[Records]

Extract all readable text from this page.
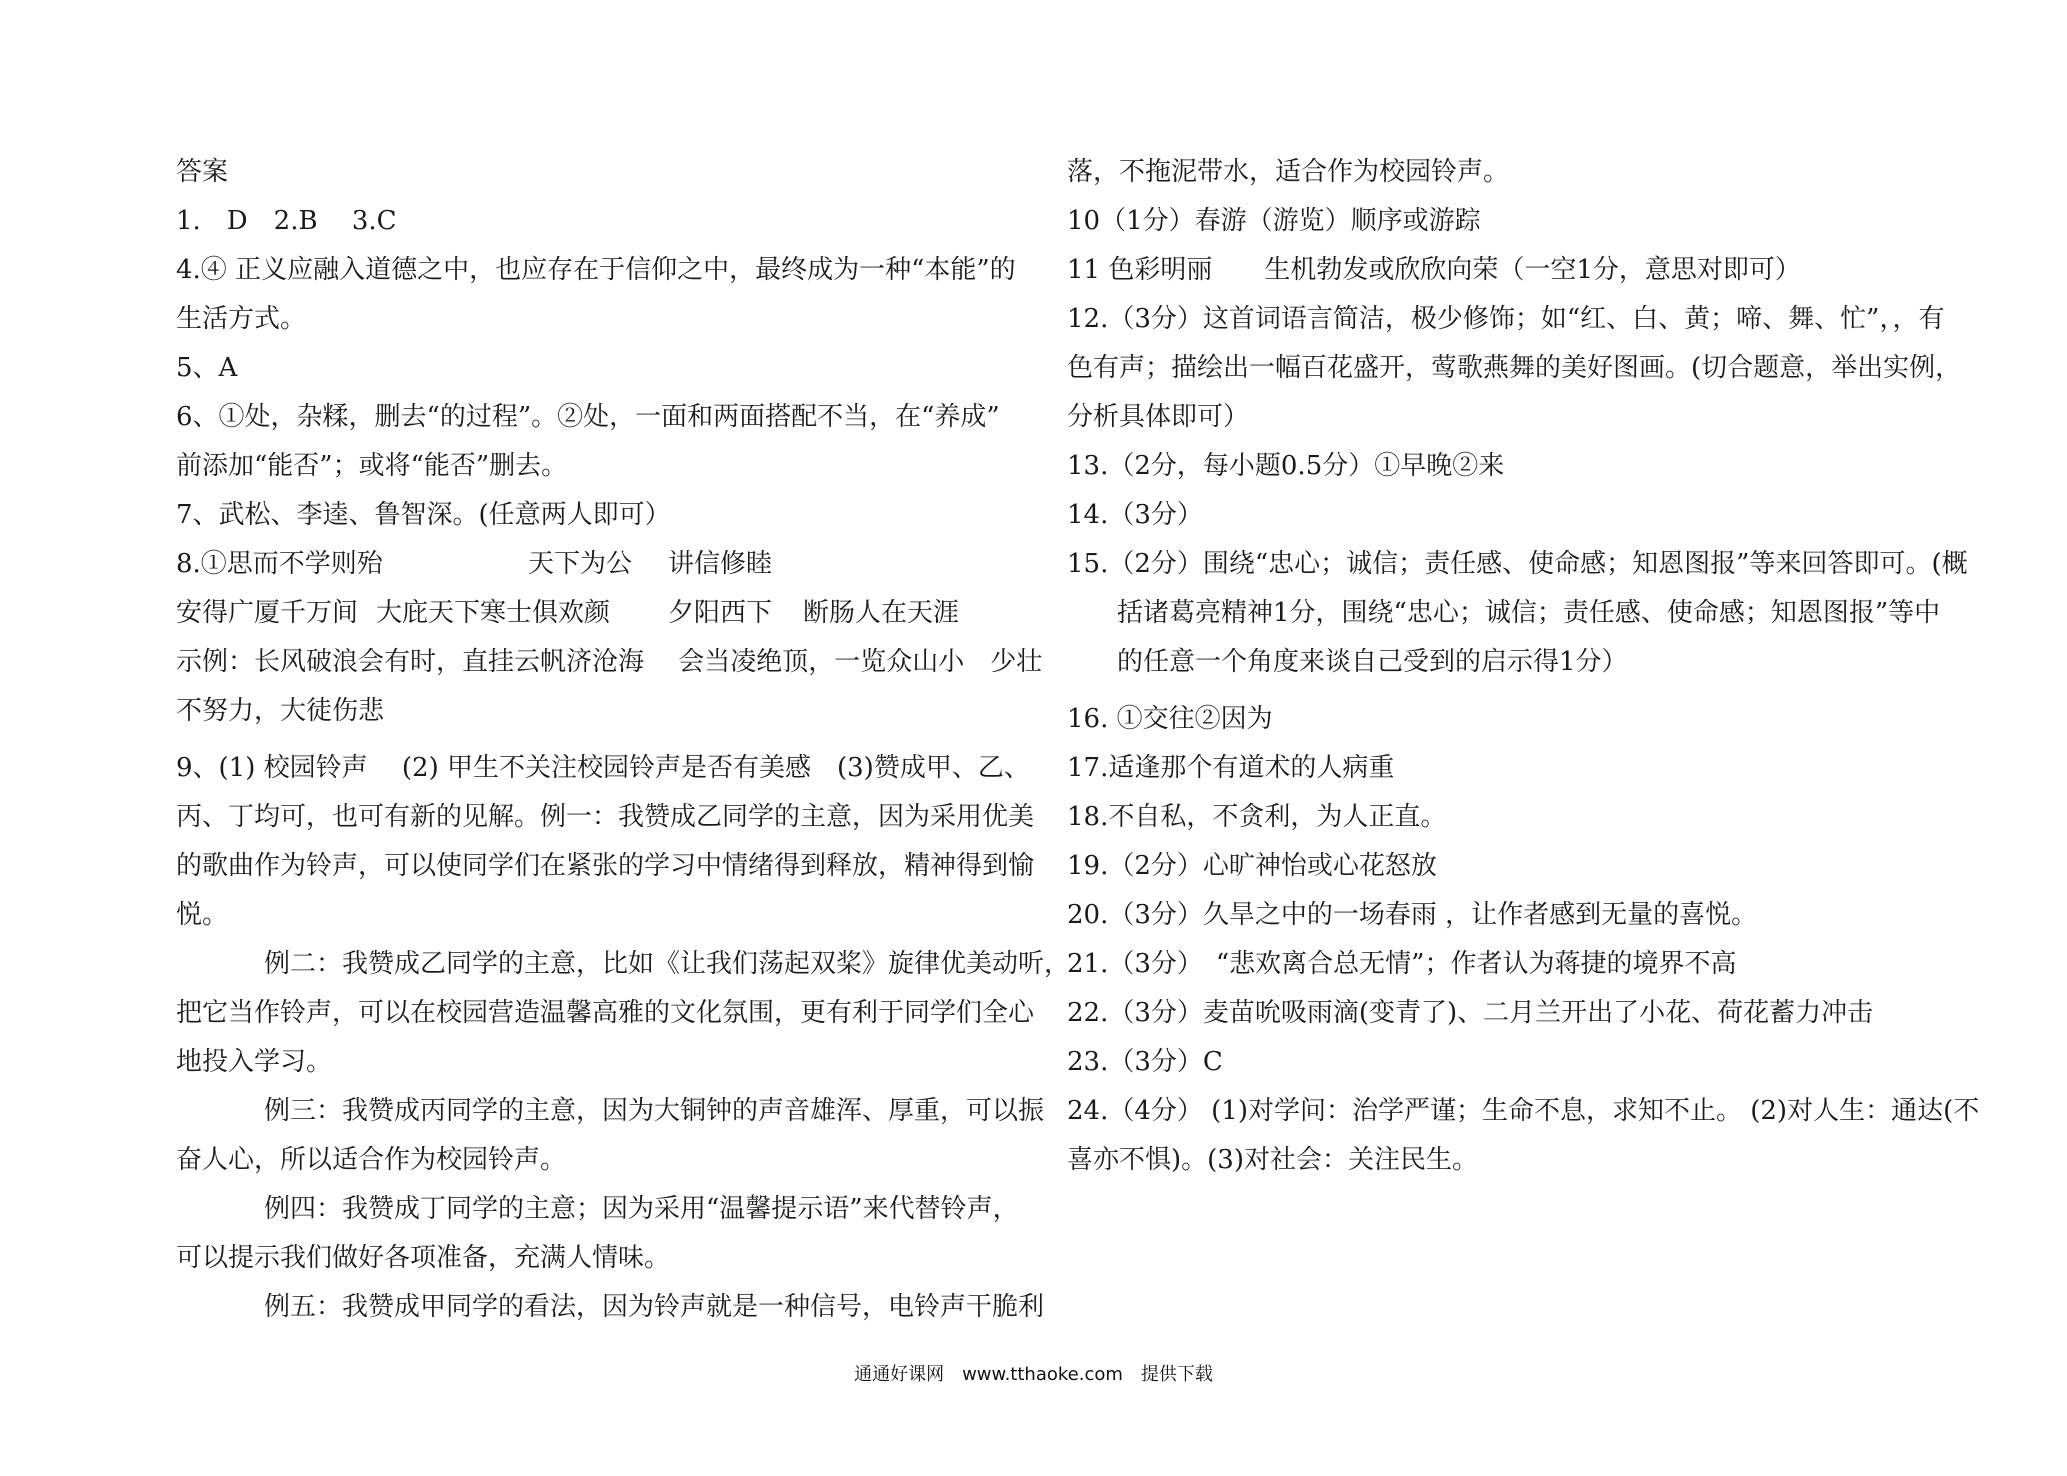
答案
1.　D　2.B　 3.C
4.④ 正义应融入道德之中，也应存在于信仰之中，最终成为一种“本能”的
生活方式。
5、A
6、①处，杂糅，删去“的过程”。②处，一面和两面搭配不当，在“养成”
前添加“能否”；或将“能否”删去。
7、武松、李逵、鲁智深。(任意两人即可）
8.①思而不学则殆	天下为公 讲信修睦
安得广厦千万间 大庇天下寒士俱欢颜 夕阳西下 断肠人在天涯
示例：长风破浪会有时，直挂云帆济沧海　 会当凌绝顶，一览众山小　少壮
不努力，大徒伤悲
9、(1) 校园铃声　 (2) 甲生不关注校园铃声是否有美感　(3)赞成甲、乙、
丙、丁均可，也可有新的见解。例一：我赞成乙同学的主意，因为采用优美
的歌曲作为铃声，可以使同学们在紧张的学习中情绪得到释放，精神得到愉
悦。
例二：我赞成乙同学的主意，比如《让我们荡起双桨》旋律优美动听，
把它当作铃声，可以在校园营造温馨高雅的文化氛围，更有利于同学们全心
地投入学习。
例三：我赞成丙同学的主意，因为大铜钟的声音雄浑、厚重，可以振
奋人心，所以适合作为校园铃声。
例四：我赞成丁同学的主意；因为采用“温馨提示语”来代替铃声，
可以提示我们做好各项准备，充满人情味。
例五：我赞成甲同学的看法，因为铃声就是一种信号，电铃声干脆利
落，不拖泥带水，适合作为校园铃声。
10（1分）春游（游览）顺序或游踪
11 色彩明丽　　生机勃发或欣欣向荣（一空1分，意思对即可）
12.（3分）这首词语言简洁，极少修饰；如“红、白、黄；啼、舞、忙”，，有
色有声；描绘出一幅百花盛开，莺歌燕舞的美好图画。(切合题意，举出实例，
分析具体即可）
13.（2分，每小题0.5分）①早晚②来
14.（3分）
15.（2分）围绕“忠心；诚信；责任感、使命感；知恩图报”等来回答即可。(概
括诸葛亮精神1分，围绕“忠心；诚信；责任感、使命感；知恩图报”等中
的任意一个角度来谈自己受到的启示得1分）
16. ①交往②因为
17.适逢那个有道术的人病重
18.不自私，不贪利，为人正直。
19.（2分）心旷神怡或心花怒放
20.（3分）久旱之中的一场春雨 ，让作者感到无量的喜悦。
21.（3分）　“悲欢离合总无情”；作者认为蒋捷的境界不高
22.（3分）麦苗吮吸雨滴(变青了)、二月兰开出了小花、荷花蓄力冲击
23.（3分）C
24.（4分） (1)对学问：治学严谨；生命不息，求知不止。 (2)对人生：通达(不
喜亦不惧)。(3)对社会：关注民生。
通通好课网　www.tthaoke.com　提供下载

### REQUIRED WORK:
Write out the material above once more, exactly as it reads, with no pictures.

### RESULT BELOW:
Extract all readable text from this page.
答案
1.　D　2.B　 3.C
4.④ 正义应融入道德之中，也应存在于信仰之中，最终成为一种“本能”的
生活方式。
5、A
6、①处，杂糅，删去“的过程”。②处，一面和两面搭配不当，在“养成”
前添加“能否”；或将“能否”删去。
7、武松、李逵、鲁智深。(任意两人即可）
8.①思而不学则殆	天下为公 讲信修睦
安得广厦千万间 大庇天下寒士俱欢颜 夕阳西下 断肠人在天涯
示例：长风破浪会有时，直挂云帆济沧海　 会当凌绝顶，一览众山小　少壮
不努力，大徒伤悲
9、(1) 校园铃声　 (2) 甲生不关注校园铃声是否有美感　(3)赞成甲、乙、
丙、丁均可，也可有新的见解。例一：我赞成乙同学的主意，因为采用优美
的歌曲作为铃声，可以使同学们在紧张的学习中情绪得到释放，精神得到愉
悦。
例二：我赞成乙同学的主意，比如《让我们荡起双桨》旋律优美动听，
把它当作铃声，可以在校园营造温馨高雅的文化氛围，更有利于同学们全心
地投入学习。
例三：我赞成丙同学的主意，因为大铜钟的声音雄浑、厚重，可以振
奋人心，所以适合作为校园铃声。
例四：我赞成丁同学的主意；因为采用“温馨提示语”来代替铃声，
可以提示我们做好各项准备，充满人情味。
例五：我赞成甲同学的看法，因为铃声就是一种信号，电铃声干脆利
落，不拖泥带水，适合作为校园铃声。
10（1分）春游（游览）顺序或游踪
11 色彩明丽　　生机勃发或欣欣向荣（一空1分，意思对即可）
12.（3分）这首词语言简洁，极少修饰；如“红、白、黄；啼、舞、忙”，，有
色有声；描绘出一幅百花盛开，莺歌燕舞的美好图画。(切合题意，举出实例，
分析具体即可）
13.（2分，每小题0.5分）①早晚②来
14.（3分）
15.（2分）围绕“忠心；诚信；责任感、使命感；知恩图报”等来回答即可。(概
括诸葛亮精神1分，围绕“忠心；诚信；责任感、使命感；知恩图报”等中
的任意一个角度来谈自己受到的启示得1分）
16. ①交往②因为
17.适逢那个有道术的人病重
18.不自私，不贪利，为人正直。
19.（2分）心旷神怡或心花怒放
20.（3分）久旱之中的一场春雨 ，让作者感到无量的喜悦。
21.（3分）　“悲欢离合总无情”；作者认为蒋捷的境界不高
22.（3分）麦苗吮吸雨滴(变青了)、二月兰开出了小花、荷花蓄力冲击
23.（3分）C
24.（4分） (1)对学问：治学严谨；生命不息，求知不止。 (2)对人生：通达(不
喜亦不惧)。(3)对社会：关注民生。
通通好课网　www.tthaoke.com　提供下载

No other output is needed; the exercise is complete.